**Exercise objective:** Copy out exactly the lines running from the one with "Read this page and output its text content." through the final line, both ends included, and nothing else. Pictures stay out of the copy.

[Extracted data entries]
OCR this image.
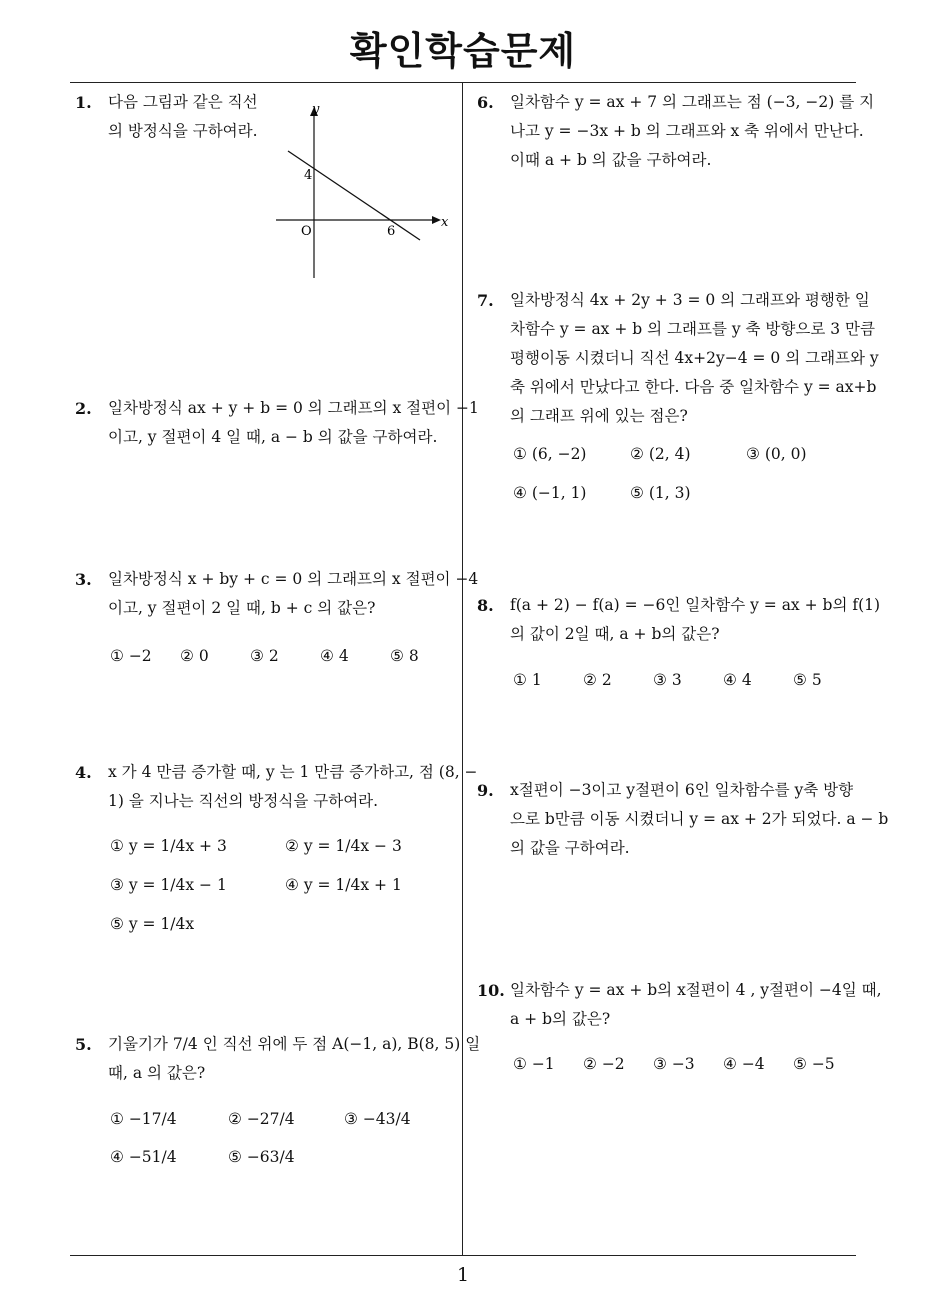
확인학습문제
1
1. 다음 그림과 같은 직선
의 방정식을 구하여라.
y
x
O
4
6
2. 일차방정식 ax + y + b = 0 의 그래프의 x 절편이 −1
이고, y 절편이 4 일 때, a − b 의 값을 구하여라.
3. 일차방정식 x + by + c = 0 의 그래프의 x 절편이 −4
이고, y 절편이 2 일 때, b + c 의 값은?
① −2 ② 0	③ 2	④ 4	⑤ 8
4. x 가 4 만큼 증가할 때, y 는 1 만큼 증가하고, 점 (8, −
1) 을 지나는 직선의 방정식을 구하여라.
① y = 1/4x + 3	② y = 1/4x − 3
③ y = 1/4x − 1	④ y = 1/4x + 1
⑤ y = 1/4x
5. 기울기가 7/4 인 직선 위에 두 점 A(−1, a), B(8, 5) 일
때, a 의 값은?
① −17/4	② −27/4	③ −43/4
④ −51/4	⑤ −63/4
6. 일차함수 y = ax + 7 의 그래프는 점 (−3, −2) 를 지
나고 y = −3x + b 의 그래프와 x 축 위에서 만난다.
이때 a + b 의 값을 구하여라.
7. 일차방정식 4x + 2y + 3 = 0 의 그래프와 평행한 일
차함수 y = ax + b 의 그래프를 y 축 방향으로 3 만큼
평행이동 시켰더니 직선 4x+2y−4 = 0 의 그래프와 y
축 위에서 만났다고 한다. 다음 중 일차함수 y = ax+b
의 그래프 위에 있는 점은?
① (6, −2)	② (2, 4)	③ (0, 0)
④ (−1, 1)	⑤ (1, 3)
8. f(a + 2) − f(a) = −6인 일차함수 y = ax + b의 f(1)
의 값이 2일 때, a + b의 값은?
① 1	② 2	③ 3	④ 4	⑤ 5
9. x절편이 −3이고 y절편이 6인 일차함수를 y축 방향
으로 b만큼 이동 시켰더니 y = ax + 2가 되었다. a − b
의 값을 구하여라.
10. 일차함수 y = ax + b의 x절편이 4 , y절편이 −4일 때,
a + b의 값은?
① −1 ② −2 ③ −3 ④ −4 ⑤ −5
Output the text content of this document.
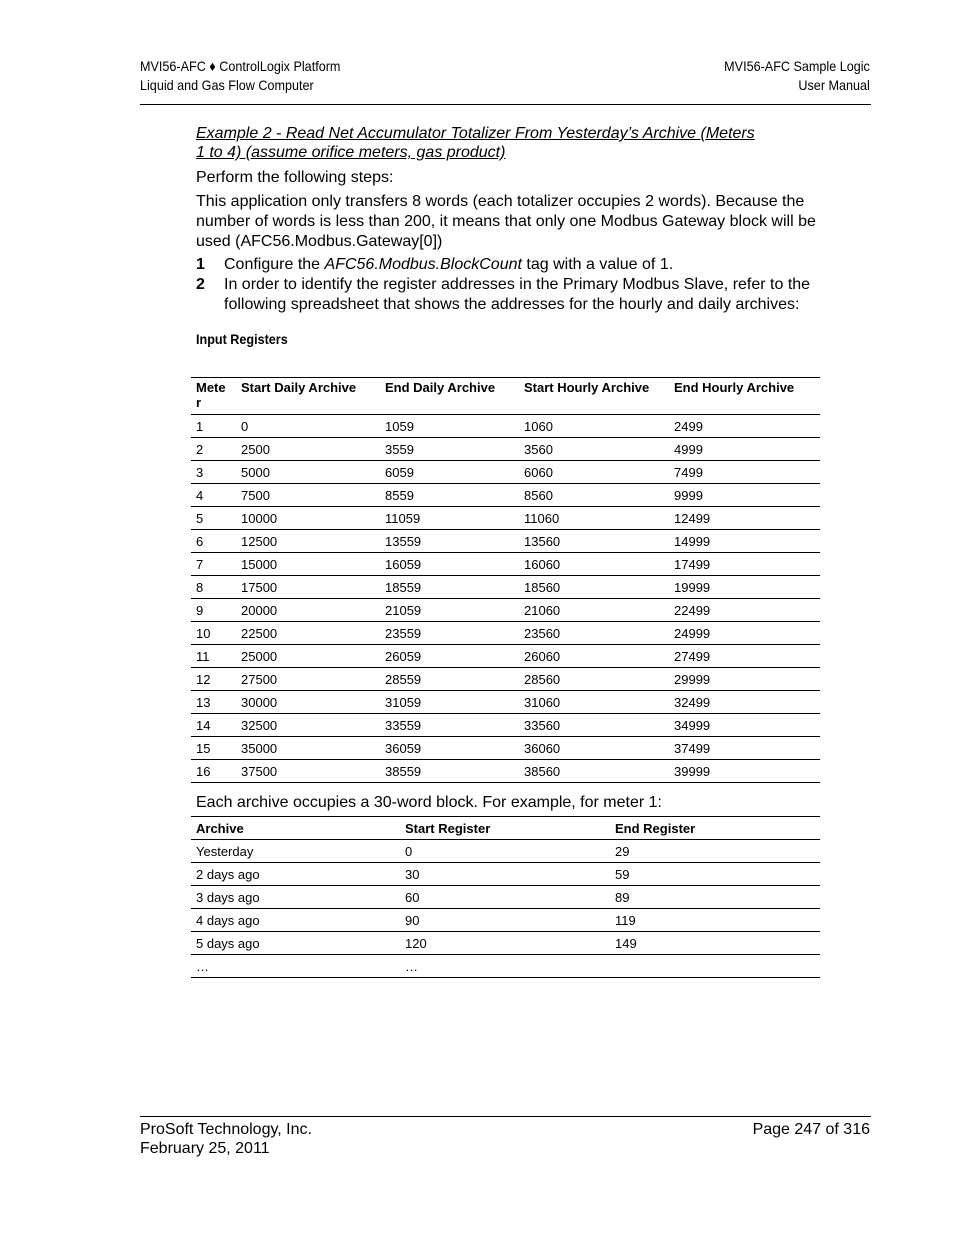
MVI56-AFC ♦ ControlLogix Platform
Liquid and Gas Flow Computer
MVI56-AFC Sample Logic
User Manual

Example 2 - Read Net Accumulator Totalizer From Yesterday’s Archive (Meters
1 to 4) (assume orifice meters, gas product)

Perform the following steps:

This application only transfers 8 words (each totalizer occupies 2 words). Because the number of words is less than 200, it means that only one Modbus Gateway block will be used (AFC56.Modbus.Gateway[0])

1	Configure the AFC56.Modbus.BlockCount tag with a value of 1.
2	In order to identify the register addresses in the Primary Modbus Slave, refer to the following spreadsheet that shows the addresses for the hourly and daily archives:
Input Registers
Mete r	Start Daily Archive	End Daily Archive	Start Hourly Archive	End Hourly Archive
1	0	1059	1060	2499
2	2500	3559	3560	4999
3	5000	6059	6060	7499
4	7500	8559	8560	9999
5	10000	11059	11060	12499
6	12500	13559	13560	14999
7	15000	16059	16060	17499
8	17500	18559	18560	19999
9	20000	21059	21060	22499
10	22500	23559	23560	24999
11	25000	26059	26060	27499
12	27500	28559	28560	29999
13	30000	31059	31060	32499
14	32500	33559	33560	34999
15	35000	36059	36060	37499
16	37500	38559	38560	39999
Each archive occupies a 30-word block. For example, for meter 1:
Archive	Start Register	End Register
Yesterday	0	29
2 days ago	30	59
3 days ago	60	89
4 days ago	90	119
5 days ago	120	149
…	…	
ProSoft Technology, Inc.
February 25, 2011
Page 247 of 316
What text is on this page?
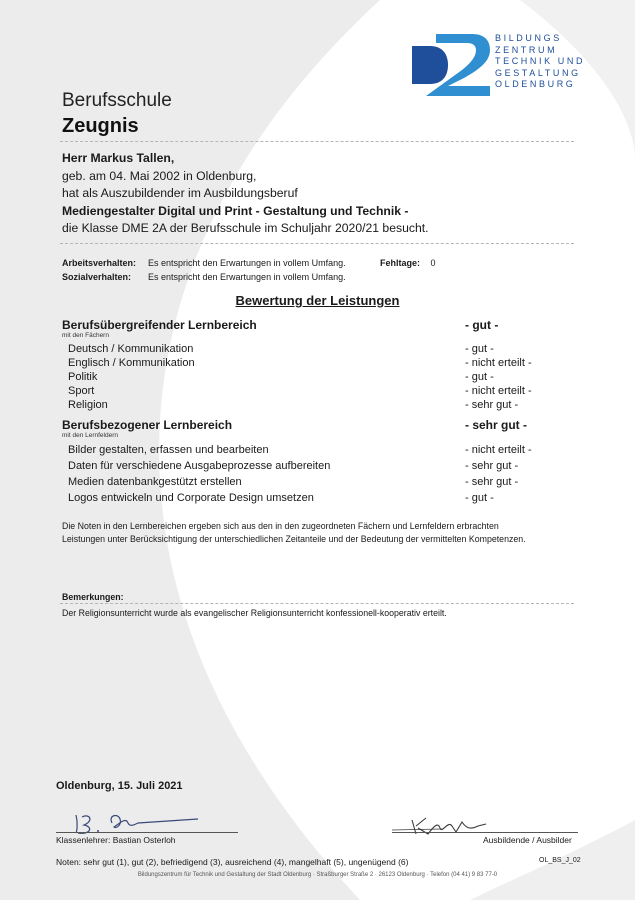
BILDUNGS
ZENTRUM
TECHNIK UND
GESTALTUNG
OLDENBURG
Berufsschule
Zeugnis
Herr Markus Tallen,
geb. am 04. Mai 2002 in Oldenburg,
hat als Auszubildender im Ausbildungsberuf
Mediengestalter Digital und Print - Gestaltung und Technik -
die Klasse DME 2A der Berufsschule im Schuljahr 2020/21 besucht.
Arbeitsverhalten: Es entspricht den Erwartungen in vollem Umfang.	Fehltage: 0
Sozialverhalten: Es entspricht den Erwartungen in vollem Umfang.
Bewertung der Leistungen
Berufsübergreifender Lernbereich	- gut -
mit den Fächern
Deutsch / Kommunikation	- gut -
Englisch / Kommunikation	- nicht erteilt -
Politik	- gut -
Sport	- nicht erteilt -
Religion	- sehr gut -
Berufsbezogener Lernbereich	- sehr gut -
mit den Lernfeldern
Bilder gestalten, erfassen und bearbeiten	- nicht erteilt -
Daten für verschiedene Ausgabeprozesse aufbereiten	- sehr gut -
Medien datenbankgestützt erstellen	- sehr gut -
Logos entwickeln und Corporate Design umsetzen	- gut -
Die Noten in den Lernbereichen ergeben sich aus den in den zugeordneten Fächern und Lernfeldern erbrachten
Leistungen unter Berücksichtigung der unterschiedlichen Zeitanteile und der Bedeutung der vermittelten Kompetenzen.
Bemerkungen:
Der Religionsunterricht wurde als evangelischer Religionsunterricht konfessionell-kooperativ erteilt.
Oldenburg, 15. Juli 2021
Klassenlehrer: Bastian Osterloh	Ausbildende / Ausbilder
Noten: sehr gut (1), gut (2), befriedigend (3), ausreichend (4), mangelhaft (5), ungenügend (6)	OL_BS_J_02
Bildungszentrum für Technik und Gestaltung der Stadt Oldenburg · Straßburger Straße 2 · 26123 Oldenburg · Telefon (04 41) 9 83 77-0
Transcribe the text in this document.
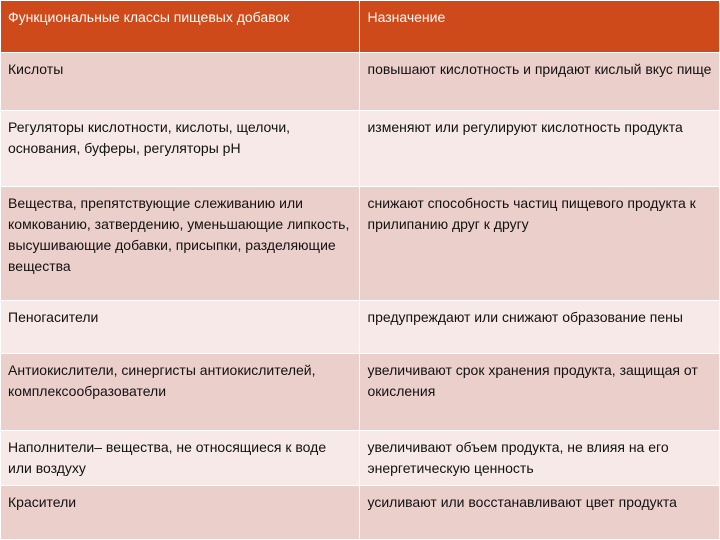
Функциональные классы пищевых добавок	Назначение
Кислоты	повышают кислотность и придают кислый вкус пище
Регуляторы кислотности, кислоты, щелочи, основания, буферы, регуляторы рН	изменяют или регулируют кислотность продукта
Вещества, препятствующие слеживанию или комкованию, затвердению, уменьшающие липкость, высушивающие добавки, присыпки, разделяющие вещества	снижают способность частиц пищевого продукта к прилипанию друг к другу
Пеногасители	предупреждают или снижают образование пены
Антиокислители, синергисты антиокислителей, комплексообразователи	увеличивают срок хранения продукта, защищая от окисления
Наполнители– вещества, не относящиеся к воде или воздуху	увеличивают объем продукта, не влияя на его энергетическую ценность
Красители	усиливают или восстанавливают цвет продукта
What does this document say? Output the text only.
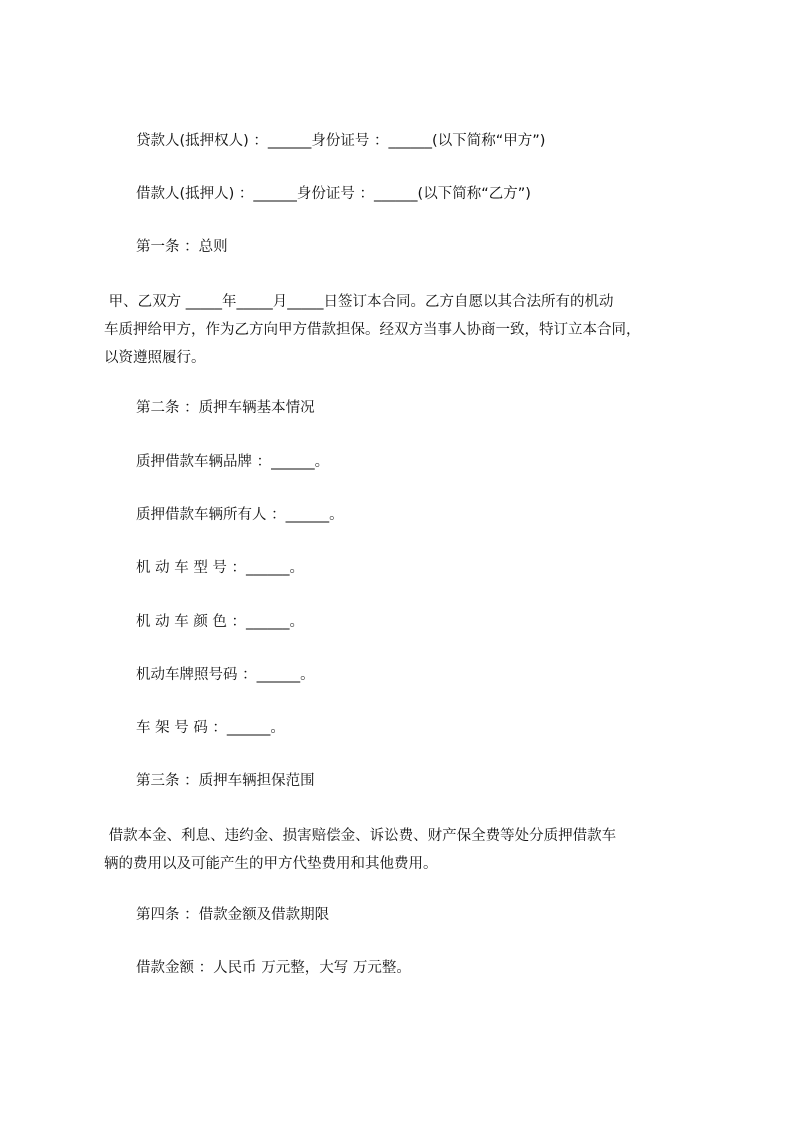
贷款人(抵押权人) ：______身份证号 ：______(以下简称“甲方”)
借款人(抵押人) ：______身份证号 ：______(以下简称“乙方”)
第一条 ：总则
甲、乙双方 _____年_____月_____日签订本合同。乙方自愿以其合法所有的机动
车质押给甲方，作为乙方向甲方借款担保。经双方当事人协商一致，特订立本合同，
以资遵照履行。
第二条 ：质押车辆基本情况
质押借款车辆品牌 ：______。
质押借款车辆所有人 ：______。
机 动 车 型 号 ：______。
机 动 车 颜 色 ：______。
机动车牌照号码 ：______。
车 架 号 码 ：______。
第三条 ：质押车辆担保范围
借款本金、利息、违约金、损害赔偿金、诉讼费、财产保全费等处分质押借款车
辆的费用以及可能产生的甲方代垫费用和其他费用。
第四条 ：借款金额及借款期限
借款金额 ：人民币 万元整，大写 万元整。
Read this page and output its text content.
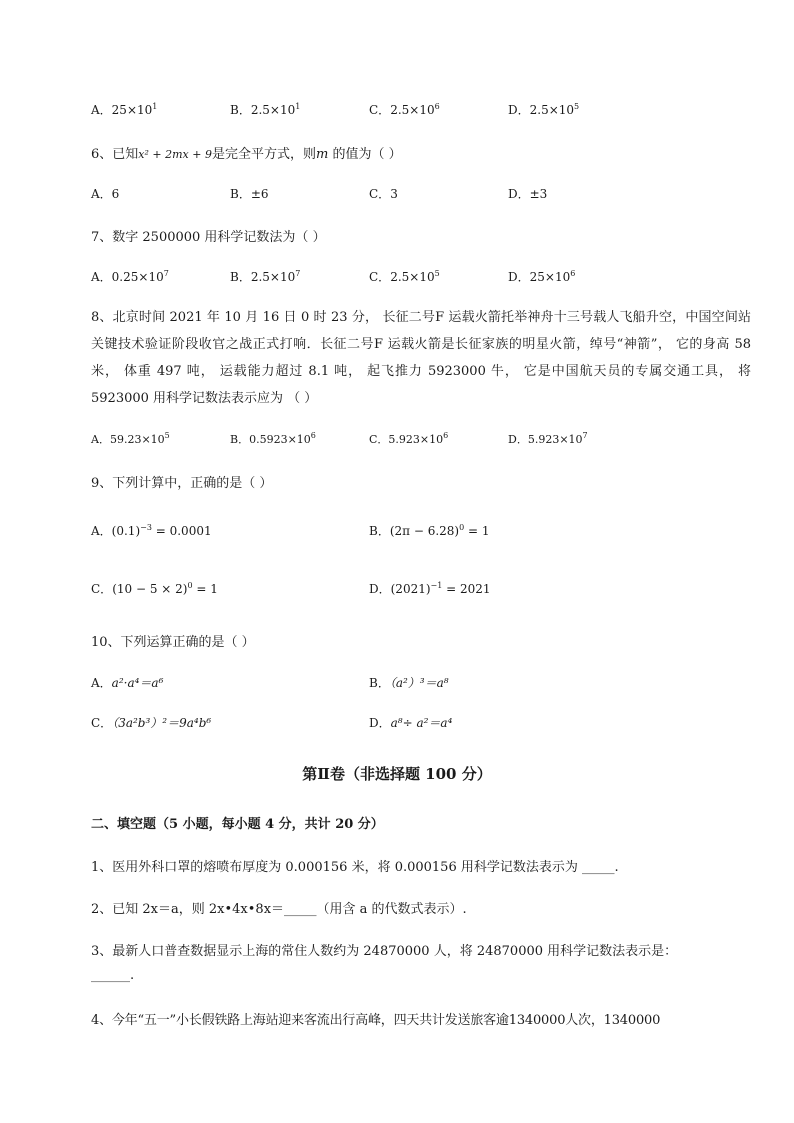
A．$25\times 10^1$	B．$2.5\times 10^1$	C．$2.5\times 10^6$	D．$2.5\times 10^5$
6、已知x² + 2mx + 9是完全平方式，则m 的值为（ ）
A．6	B．±6	C．3	D．±3
7、数字 2500000 用科学记数法为（ ）
A．$0.25\times 10^7$	B．$2.5\times 10^7$	C．$2.5\times 10^5$	D．$25\times 10^6$
8、北京时间 2021 年 10 月 16 日 0 时 23 分， 长征二号F 运载火箭托举神舟十三号载人飞船升空，中国空间站关键技术验证阶段收官之战正式打响．长征二号F 运载火箭是长征家族的明星火箭，绰号“神箭”， 它的身高 58 米， 体重 497 吨， 运载能力超过 8.1 吨， 起飞推力 5923000 牛， 它是中国航天员的专属交通工具， 将 5923000 用科学记数法表示应为 （ ）
A．$59.23\times 10^5$	B．$0.5923\times 10^6$	C．$5.923\times 10^6$	D．$5.923\times 10^7$
9、下列计算中，正确的是（ ）
A．$(0.1)^{-3} = 0.0001$	B．$(2\pi - 6.28)^0 = 1$
C．$(10 - 5 \times 2)^0 = 1$	D．$(2021)^{-1} = 2021$
10、下列运算正确的是（ ）
A．a²·a⁴＝a⁶	B．（a²）³＝a⁸
C．（3a²b³）²＝9a⁴b⁶	D．a⁸÷ a²＝a⁴
第Ⅱ卷（非选择题 100 分）
二、填空题（5 小题，每小题 4 分，共计 20 分）
1、医用外科口罩的熔喷布厚度为 0.000156 米，将 0.000156 用科学记数法表示为 _____.
2、已知 2x＝a，则 2x•4x•8x＝_____（用含 a 的代数式表示）.
3、最新人口普查数据显示上海的常住人数约为 24870000 人，将 24870000 用科学记数法表示是：
______.
4、今年“五一”小长假铁路上海站迎来客流出行高峰，四天共计发送旅客逾1340000人次，1340000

**Solution:**
Read this page and output its text content.
A．$25\times 10^1$	B．$2.5\times 10^1$	C．$2.5\times 10^6$	D．$2.5\times 10^5$
6、已知x² + 2mx + 9是完全平方式，则m 的值为（ ）
A．6	B．±6	C．3	D．±3
7、数字 2500000 用科学记数法为（ ）
A．$0.25\times 10^7$	B．$2.5\times 10^7$	C．$2.5\times 10^5$	D．$25\times 10^6$
8、北京时间 2021 年 10 月 16 日 0 时 23 分， 长征二号F 运载火箭托举神舟十三号载人飞船升空，中国空间站关键技术验证阶段收官之战正式打响．长征二号F 运载火箭是长征家族的明星火箭，绰号“神箭”， 它的身高 58 米， 体重 497 吨， 运载能力超过 8.1 吨， 起飞推力 5923000 牛， 它是中国航天员的专属交通工具， 将 5923000 用科学记数法表示应为 （ ）
A．$59.23\times 10^5$	B．$0.5923\times 10^6$	C．$5.923\times 10^6$	D．$5.923\times 10^7$
9、下列计算中，正确的是（ ）
A．$(0.1)^{-3} = 0.0001$	B．$(2\pi - 6.28)^0 = 1$
C．$(10 - 5 \times 2)^0 = 1$	D．$(2021)^{-1} = 2021$
10、下列运算正确的是（ ）
A．a²·a⁴＝a⁶	B．（a²）³＝a⁸
C．（3a²b³）²＝9a⁴b⁶	D．a⁸÷ a²＝a⁴
第Ⅱ卷（非选择题 100 分）
二、填空题（5 小题，每小题 4 分，共计 20 分）
1、医用外科口罩的熔喷布厚度为 0.000156 米，将 0.000156 用科学记数法表示为 _____.
2、已知 2x＝a，则 2x•4x•8x＝_____（用含 a 的代数式表示）.
3、最新人口普查数据显示上海的常住人数约为 24870000 人，将 24870000 用科学记数法表示是：
______.
4、今年“五一”小长假铁路上海站迎来客流出行高峰，四天共计发送旅客逾1340000人次，1340000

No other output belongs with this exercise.